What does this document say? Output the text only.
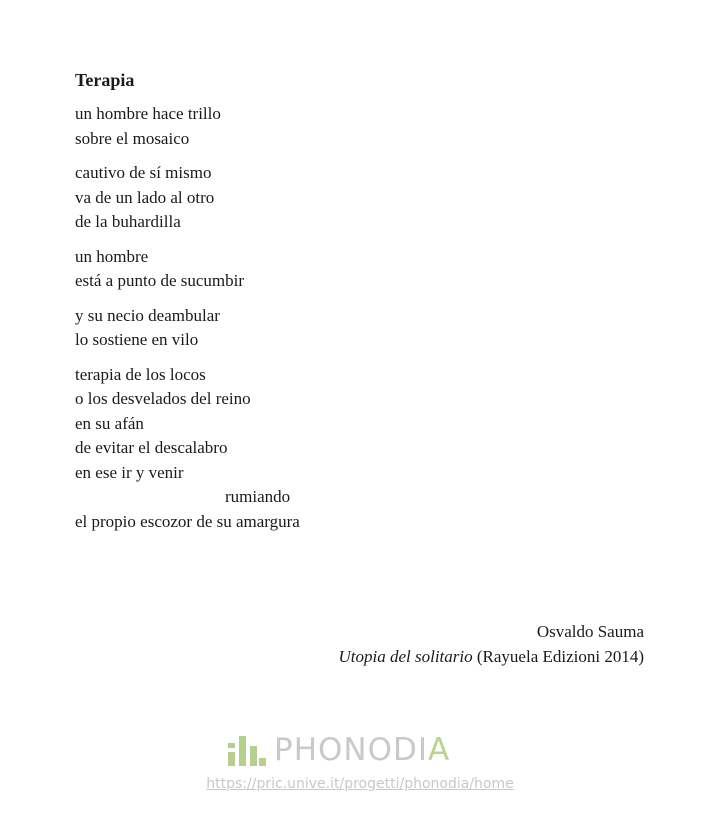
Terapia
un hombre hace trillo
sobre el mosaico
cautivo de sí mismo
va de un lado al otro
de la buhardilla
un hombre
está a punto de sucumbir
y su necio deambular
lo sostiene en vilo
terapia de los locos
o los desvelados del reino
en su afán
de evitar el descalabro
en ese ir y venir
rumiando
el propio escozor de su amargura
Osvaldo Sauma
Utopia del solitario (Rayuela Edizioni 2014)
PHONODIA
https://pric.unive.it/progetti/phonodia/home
+-------+
Each line of the data should be quoted exactly, with pictures left out.

-- Correct response --
What does this document say? Output the text only.
Terapia
un hombre hace trillo
sobre el mosaico
cautivo de sí mismo
va de un lado al otro
de la buhardilla
un hombre
está a punto de sucumbir
y su necio deambular
lo sostiene en vilo
terapia de los locos
o los desvelados del reino
en su afán
de evitar el descalabro
en ese ir y venir
rumiando
el propio escozor de su amargura
Osvaldo Sauma
Utopia del solitario (Rayuela Edizioni 2014)
PHONODIA
https://pric.unive.it/progetti/phonodia/home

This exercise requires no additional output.